----- Records -----
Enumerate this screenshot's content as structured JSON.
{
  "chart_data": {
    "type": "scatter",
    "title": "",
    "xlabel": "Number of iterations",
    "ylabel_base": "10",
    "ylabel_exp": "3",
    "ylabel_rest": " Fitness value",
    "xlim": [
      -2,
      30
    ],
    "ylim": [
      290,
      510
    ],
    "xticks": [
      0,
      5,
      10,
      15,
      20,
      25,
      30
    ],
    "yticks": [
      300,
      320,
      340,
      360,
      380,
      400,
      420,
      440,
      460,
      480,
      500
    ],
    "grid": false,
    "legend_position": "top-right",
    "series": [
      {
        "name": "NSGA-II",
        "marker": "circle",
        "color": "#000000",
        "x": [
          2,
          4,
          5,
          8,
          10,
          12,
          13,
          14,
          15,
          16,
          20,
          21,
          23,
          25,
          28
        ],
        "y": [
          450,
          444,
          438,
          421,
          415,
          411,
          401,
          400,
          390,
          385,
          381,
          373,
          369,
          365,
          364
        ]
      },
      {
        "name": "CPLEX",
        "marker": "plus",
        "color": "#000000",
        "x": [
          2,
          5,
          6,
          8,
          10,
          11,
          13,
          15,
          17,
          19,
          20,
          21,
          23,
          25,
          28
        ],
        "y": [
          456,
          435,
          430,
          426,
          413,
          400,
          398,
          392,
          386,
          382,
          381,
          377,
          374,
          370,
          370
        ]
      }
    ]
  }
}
-----
All of the lines above need to be given again exactly.

Enumerate this screenshot's content as structured JSON.
{
  "chart_data": {
    "type": "scatter",
    "title": "",
    "xlabel": "Number of iterations",
    "ylabel_base": "10",
    "ylabel_exp": "3",
    "ylabel_rest": " Fitness value",
    "xlim": [
      -2,
      30
    ],
    "ylim": [
      290,
      510
    ],
    "xticks": [
      0,
      5,
      10,
      15,
      20,
      25,
      30
    ],
    "yticks": [
      300,
      320,
      340,
      360,
      380,
      400,
      420,
      440,
      460,
      480,
      500
    ],
    "grid": false,
    "legend_position": "top-right",
    "series": [
      {
        "name": "NSGA-II",
        "marker": "circle",
        "color": "#000000",
        "x": [
          2,
          4,
          5,
          8,
          10,
          12,
          13,
          14,
          15,
          16,
          20,
          21,
          23,
          25,
          28
        ],
        "y": [
          450,
          444,
          438,
          421,
          415,
          411,
          401,
          400,
          390,
          385,
          381,
          373,
          369,
          365,
          364
        ]
      },
      {
        "name": "CPLEX",
        "marker": "plus",
        "color": "#000000",
        "x": [
          2,
          5,
          6,
          8,
          10,
          11,
          13,
          15,
          17,
          19,
          20,
          21,
          23,
          25,
          28
        ],
        "y": [
          456,
          435,
          430,
          426,
          413,
          400,
          398,
          392,
          386,
          382,
          381,
          377,
          374,
          370,
          370
        ]
      }
    ]
  }
}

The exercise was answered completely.